**Task requirements:** Can you print the data exactly and leave out each image?

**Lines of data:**
%%
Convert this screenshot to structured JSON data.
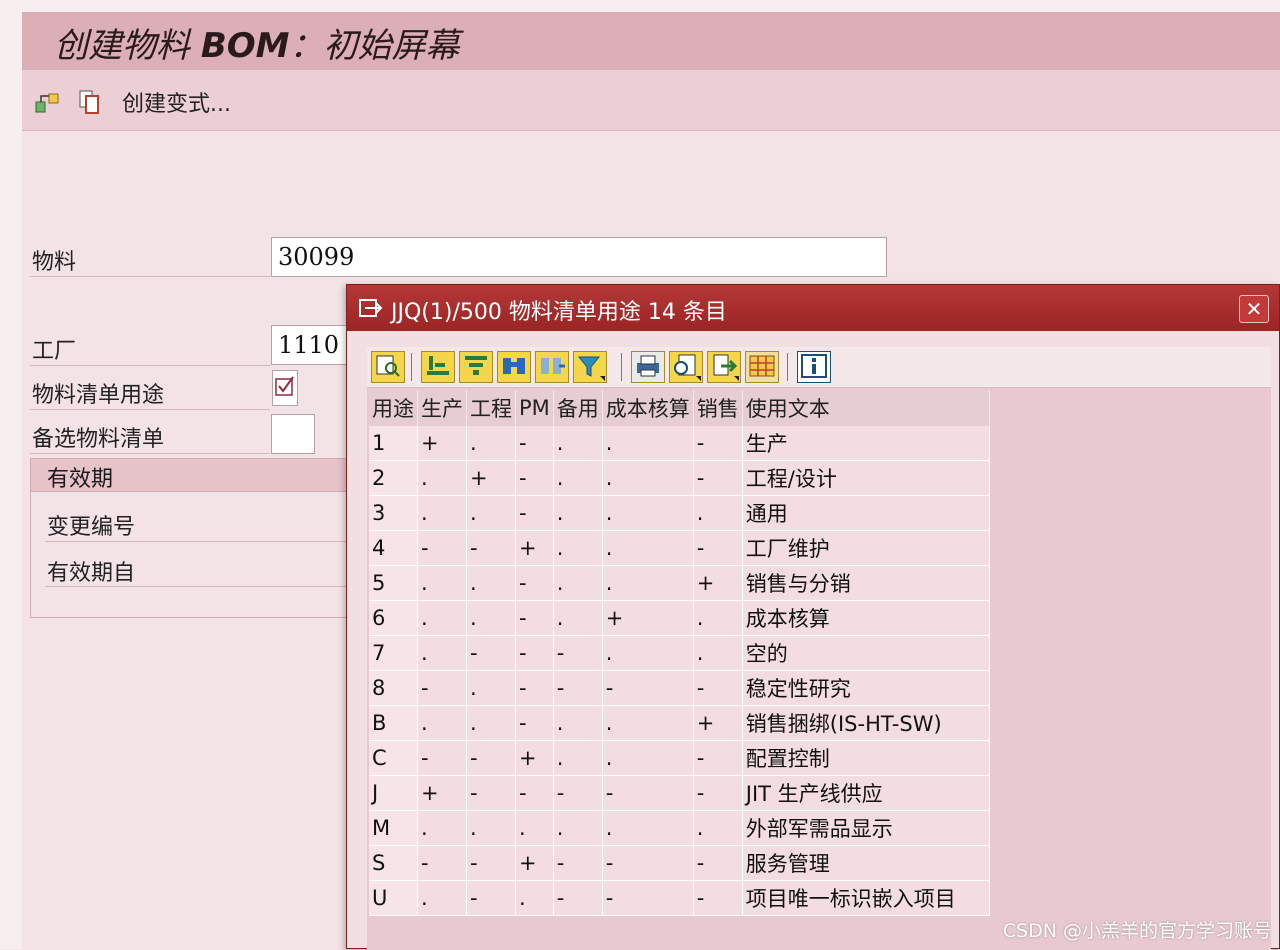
{
  "app": {
    "title_prefix": "创建物料 ",
    "title_bold": "BOM",
    "title_suffix": "：初始屏幕"
  },
  "toolbar": {
    "variant_label": "创建变式..."
  },
  "form": {
    "material_label": "物料",
    "material_value": "30099",
    "plant_label": "工厂",
    "plant_value": "1110",
    "bom_usage_label": "物料清单用途",
    "alt_bom_label": "备选物料清单",
    "validity_group_title": "有效期",
    "change_number_label": "变更编号",
    "valid_from_label": "有效期自"
  },
  "dialog": {
    "title": "JJQ(1)/500 物料清单用途 14 条目",
    "close_symbol": "✕",
    "columns": [
      "用途",
      "生产",
      "工程",
      "PM",
      "备用",
      "成本核算",
      "销售",
      "使用文本"
    ],
    "rows": [
      [
        "1",
        "+",
        ".",
        "-",
        ".",
        ".",
        "-",
        "生产"
      ],
      [
        "2",
        ".",
        "+",
        "-",
        ".",
        ".",
        "-",
        "工程/设计"
      ],
      [
        "3",
        ".",
        ".",
        "-",
        ".",
        ".",
        ".",
        "通用"
      ],
      [
        "4",
        "-",
        "-",
        "+",
        ".",
        ".",
        "-",
        "工厂维护"
      ],
      [
        "5",
        ".",
        ".",
        "-",
        ".",
        ".",
        "+",
        "销售与分销"
      ],
      [
        "6",
        ".",
        ".",
        "-",
        ".",
        "+",
        ".",
        "成本核算"
      ],
      [
        "7",
        ".",
        "-",
        "-",
        "-",
        ".",
        ".",
        "空的"
      ],
      [
        "8",
        "-",
        ".",
        "-",
        "-",
        "-",
        "-",
        "稳定性研究"
      ],
      [
        "B",
        ".",
        ".",
        "-",
        ".",
        ".",
        "+",
        "销售捆绑(IS-HT-SW)"
      ],
      [
        "C",
        "-",
        "-",
        "+",
        ".",
        ".",
        "-",
        "配置控制"
      ],
      [
        "J",
        "+",
        "-",
        "-",
        "-",
        "-",
        "-",
        "JIT 生产线供应"
      ],
      [
        "M",
        ".",
        ".",
        ".",
        ".",
        ".",
        ".",
        "外部军需品显示"
      ],
      [
        "S",
        "-",
        "-",
        "+",
        "-",
        "-",
        "-",
        "服务管理"
      ],
      [
        "U",
        ".",
        "-",
        ".",
        "-",
        "-",
        "-",
        "项目唯一标识嵌入项目"
      ]
    ]
  },
  "watermark": "CSDN @小羔羊的官方学习账号"
}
%%
**Response to the task:**
Convert this screenshot to structured JSON data.
{
  "app": {
    "title_prefix": "创建物料 ",
    "title_bold": "BOM",
    "title_suffix": "：初始屏幕"
  },
  "toolbar": {
    "variant_label": "创建变式..."
  },
  "form": {
    "material_label": "物料",
    "material_value": "30099",
    "plant_label": "工厂",
    "plant_value": "1110",
    "bom_usage_label": "物料清单用途",
    "alt_bom_label": "备选物料清单",
    "validity_group_title": "有效期",
    "change_number_label": "变更编号",
    "valid_from_label": "有效期自"
  },
  "dialog": {
    "title": "JJQ(1)/500 物料清单用途 14 条目",
    "close_symbol": "✕",
    "columns": [
      "用途",
      "生产",
      "工程",
      "PM",
      "备用",
      "成本核算",
      "销售",
      "使用文本"
    ],
    "rows": [
      [
        "1",
        "+",
        ".",
        "-",
        ".",
        ".",
        "-",
        "生产"
      ],
      [
        "2",
        ".",
        "+",
        "-",
        ".",
        ".",
        "-",
        "工程/设计"
      ],
      [
        "3",
        ".",
        ".",
        "-",
        ".",
        ".",
        ".",
        "通用"
      ],
      [
        "4",
        "-",
        "-",
        "+",
        ".",
        ".",
        "-",
        "工厂维护"
      ],
      [
        "5",
        ".",
        ".",
        "-",
        ".",
        ".",
        "+",
        "销售与分销"
      ],
      [
        "6",
        ".",
        ".",
        "-",
        ".",
        "+",
        ".",
        "成本核算"
      ],
      [
        "7",
        ".",
        "-",
        "-",
        "-",
        ".",
        ".",
        "空的"
      ],
      [
        "8",
        "-",
        ".",
        "-",
        "-",
        "-",
        "-",
        "稳定性研究"
      ],
      [
        "B",
        ".",
        ".",
        "-",
        ".",
        ".",
        "+",
        "销售捆绑(IS-HT-SW)"
      ],
      [
        "C",
        "-",
        "-",
        "+",
        ".",
        ".",
        "-",
        "配置控制"
      ],
      [
        "J",
        "+",
        "-",
        "-",
        "-",
        "-",
        "-",
        "JIT 生产线供应"
      ],
      [
        "M",
        ".",
        ".",
        ".",
        ".",
        ".",
        ".",
        "外部军需品显示"
      ],
      [
        "S",
        "-",
        "-",
        "+",
        "-",
        "-",
        "-",
        "服务管理"
      ],
      [
        "U",
        ".",
        "-",
        ".",
        "-",
        "-",
        "-",
        "项目唯一标识嵌入项目"
      ]
    ]
  },
  "watermark": "CSDN @小羔羊的官方学习账号"
}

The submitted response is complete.